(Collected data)
»»
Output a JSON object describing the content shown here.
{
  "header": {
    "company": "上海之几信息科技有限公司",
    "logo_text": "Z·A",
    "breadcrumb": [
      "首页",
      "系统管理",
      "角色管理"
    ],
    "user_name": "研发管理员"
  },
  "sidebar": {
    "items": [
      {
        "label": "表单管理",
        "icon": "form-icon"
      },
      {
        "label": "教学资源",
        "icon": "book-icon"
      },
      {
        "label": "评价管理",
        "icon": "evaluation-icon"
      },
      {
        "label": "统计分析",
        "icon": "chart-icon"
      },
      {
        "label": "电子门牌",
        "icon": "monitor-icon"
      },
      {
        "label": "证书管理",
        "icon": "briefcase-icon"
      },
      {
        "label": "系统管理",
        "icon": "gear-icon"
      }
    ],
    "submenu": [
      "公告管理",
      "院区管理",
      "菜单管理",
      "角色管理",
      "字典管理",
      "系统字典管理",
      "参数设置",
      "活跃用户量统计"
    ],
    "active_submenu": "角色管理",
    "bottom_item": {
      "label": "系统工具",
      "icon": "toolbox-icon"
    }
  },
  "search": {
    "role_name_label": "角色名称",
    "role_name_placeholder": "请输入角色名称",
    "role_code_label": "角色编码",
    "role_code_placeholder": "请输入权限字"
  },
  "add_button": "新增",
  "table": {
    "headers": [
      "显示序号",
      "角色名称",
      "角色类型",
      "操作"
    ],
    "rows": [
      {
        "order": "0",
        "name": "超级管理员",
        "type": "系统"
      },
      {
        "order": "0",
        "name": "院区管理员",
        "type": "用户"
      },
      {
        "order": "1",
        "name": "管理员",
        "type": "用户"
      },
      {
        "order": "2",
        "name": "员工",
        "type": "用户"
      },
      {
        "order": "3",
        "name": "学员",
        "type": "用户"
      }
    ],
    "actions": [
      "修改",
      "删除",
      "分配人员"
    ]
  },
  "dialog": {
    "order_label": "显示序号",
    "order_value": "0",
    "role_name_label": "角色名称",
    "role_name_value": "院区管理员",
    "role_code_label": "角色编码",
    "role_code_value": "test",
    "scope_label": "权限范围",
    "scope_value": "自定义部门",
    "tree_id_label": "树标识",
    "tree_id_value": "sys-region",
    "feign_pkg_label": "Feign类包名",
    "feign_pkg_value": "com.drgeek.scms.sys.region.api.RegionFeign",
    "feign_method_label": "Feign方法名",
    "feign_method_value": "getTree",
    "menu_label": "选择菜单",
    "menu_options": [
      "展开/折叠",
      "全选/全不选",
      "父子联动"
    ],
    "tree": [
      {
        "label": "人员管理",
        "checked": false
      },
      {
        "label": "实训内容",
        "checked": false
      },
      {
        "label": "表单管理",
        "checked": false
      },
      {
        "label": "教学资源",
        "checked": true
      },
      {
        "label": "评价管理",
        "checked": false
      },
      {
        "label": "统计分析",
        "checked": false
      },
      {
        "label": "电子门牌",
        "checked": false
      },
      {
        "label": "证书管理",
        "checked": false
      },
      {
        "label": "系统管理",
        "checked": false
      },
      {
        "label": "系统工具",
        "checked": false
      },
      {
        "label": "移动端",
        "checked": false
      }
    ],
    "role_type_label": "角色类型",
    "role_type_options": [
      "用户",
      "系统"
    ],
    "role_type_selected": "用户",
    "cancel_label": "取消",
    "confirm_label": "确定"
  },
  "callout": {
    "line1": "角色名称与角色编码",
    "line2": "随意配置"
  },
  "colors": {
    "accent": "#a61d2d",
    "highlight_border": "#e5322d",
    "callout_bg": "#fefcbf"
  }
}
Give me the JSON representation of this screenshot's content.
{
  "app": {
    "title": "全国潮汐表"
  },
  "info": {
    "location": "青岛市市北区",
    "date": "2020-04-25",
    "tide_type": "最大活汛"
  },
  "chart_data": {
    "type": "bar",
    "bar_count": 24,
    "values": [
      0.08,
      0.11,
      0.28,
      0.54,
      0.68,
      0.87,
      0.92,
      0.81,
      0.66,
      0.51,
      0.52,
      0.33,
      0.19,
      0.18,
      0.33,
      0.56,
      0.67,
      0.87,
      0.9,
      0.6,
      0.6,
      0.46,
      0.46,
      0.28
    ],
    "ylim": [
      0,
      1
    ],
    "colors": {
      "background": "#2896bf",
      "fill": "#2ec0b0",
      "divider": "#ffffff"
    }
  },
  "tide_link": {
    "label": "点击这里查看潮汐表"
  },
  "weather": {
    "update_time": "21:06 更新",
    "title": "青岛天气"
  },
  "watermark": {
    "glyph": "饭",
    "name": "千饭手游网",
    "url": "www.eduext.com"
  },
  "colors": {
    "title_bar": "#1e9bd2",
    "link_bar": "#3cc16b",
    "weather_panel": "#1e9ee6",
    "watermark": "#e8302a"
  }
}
««
■ **Task description**:
Extract all the entries word for word.

■ **Solution**:
Output a JSON object describing the content shown here.
{
  "header": {
    "company": "上海之几信息科技有限公司",
    "logo_text": "Z·A",
    "breadcrumb": [
      "首页",
      "系统管理",
      "角色管理"
    ],
    "user_name": "研发管理员"
  },
  "sidebar": {
    "items": [
      {
        "label": "表单管理",
        "icon": "form-icon"
      },
      {
        "label": "教学资源",
        "icon": "book-icon"
      },
      {
        "label": "评价管理",
        "icon": "evaluation-icon"
      },
      {
        "label": "统计分析",
        "icon": "chart-icon"
      },
      {
        "label": "电子门牌",
        "icon": "monitor-icon"
      },
      {
        "label": "证书管理",
        "icon": "briefcase-icon"
      },
      {
        "label": "系统管理",
        "icon": "gear-icon"
      }
    ],
    "submenu": [
      "公告管理",
      "院区管理",
      "菜单管理",
      "角色管理",
      "字典管理",
      "系统字典管理",
      "参数设置",
      "活跃用户量统计"
    ],
    "active_submenu": "角色管理",
    "bottom_item": {
      "label": "系统工具",
      "icon": "toolbox-icon"
    }
  },
  "search": {
    "role_name_label": "角色名称",
    "role_name_placeholder": "请输入角色名称",
    "role_code_label": "角色编码",
    "role_code_placeholder": "请输入权限字"
  },
  "add_button": "新增",
  "table": {
    "headers": [
      "显示序号",
      "角色名称",
      "角色类型",
      "操作"
    ],
    "rows": [
      {
        "order": "0",
        "name": "超级管理员",
        "type": "系统"
      },
      {
        "order": "0",
        "name": "院区管理员",
        "type": "用户"
      },
      {
        "order": "1",
        "name": "管理员",
        "type": "用户"
      },
      {
        "order": "2",
        "name": "员工",
        "type": "用户"
      },
      {
        "order": "3",
        "name": "学员",
        "type": "用户"
      }
    ],
    "actions": [
      "修改",
      "删除",
      "分配人员"
    ]
  },
  "dialog": {
    "order_label": "显示序号",
    "order_value": "0",
    "role_name_label": "角色名称",
    "role_name_value": "院区管理员",
    "role_code_label": "角色编码",
    "role_code_value": "test",
    "scope_label": "权限范围",
    "scope_value": "自定义部门",
    "tree_id_label": "树标识",
    "tree_id_value": "sys-region",
    "feign_pkg_label": "Feign类包名",
    "feign_pkg_value": "com.drgeek.scms.sys.region.api.RegionFeign",
    "feign_method_label": "Feign方法名",
    "feign_method_value": "getTree",
    "menu_label": "选择菜单",
    "menu_options": [
      "展开/折叠",
      "全选/全不选",
      "父子联动"
    ],
    "tree": [
      {
        "label": "人员管理",
        "checked": false
      },
      {
        "label": "实训内容",
        "checked": false
      },
      {
        "label": "表单管理",
        "checked": false
      },
      {
        "label": "教学资源",
        "checked": true
      },
      {
        "label": "评价管理",
        "checked": false
      },
      {
        "label": "统计分析",
        "checked": false
      },
      {
        "label": "电子门牌",
        "checked": false
      },
      {
        "label": "证书管理",
        "checked": false
      },
      {
        "label": "系统管理",
        "checked": false
      },
      {
        "label": "系统工具",
        "checked": false
      },
      {
        "label": "移动端",
        "checked": false
      }
    ],
    "role_type_label": "角色类型",
    "role_type_options": [
      "用户",
      "系统"
    ],
    "role_type_selected": "用户",
    "cancel_label": "取消",
    "confirm_label": "确定"
  },
  "callout": {
    "line1": "角色名称与角色编码",
    "line2": "随意配置"
  },
  "colors": {
    "accent": "#a61d2d",
    "highlight_border": "#e5322d",
    "callout_bg": "#fefcbf"
  }
}
Give me the JSON representation of this screenshot's content.
{
  "app": {
    "title": "全国潮汐表"
  },
  "info": {
    "location": "青岛市市北区",
    "date": "2020-04-25",
    "tide_type": "最大活汛"
  },
  "chart_data": {
    "type": "bar",
    "bar_count": 24,
    "values": [
      0.08,
      0.11,
      0.28,
      0.54,
      0.68,
      0.87,
      0.92,
      0.81,
      0.66,
      0.51,
      0.52,
      0.33,
      0.19,
      0.18,
      0.33,
      0.56,
      0.67,
      0.87,
      0.9,
      0.6,
      0.6,
      0.46,
      0.46,
      0.28
    ],
    "ylim": [
      0,
      1
    ],
    "colors": {
      "background": "#2896bf",
      "fill": "#2ec0b0",
      "divider": "#ffffff"
    }
  },
  "tide_link": {
    "label": "点击这里查看潮汐表"
  },
  "weather": {
    "update_time": "21:06 更新",
    "title": "青岛天气"
  },
  "watermark": {
    "glyph": "饭",
    "name": "千饭手游网",
    "url": "www.eduext.com"
  },
  "colors": {
    "title_bar": "#1e9bd2",
    "link_bar": "#3cc16b",
    "weather_panel": "#1e9ee6",
    "watermark": "#e8302a"
  }
}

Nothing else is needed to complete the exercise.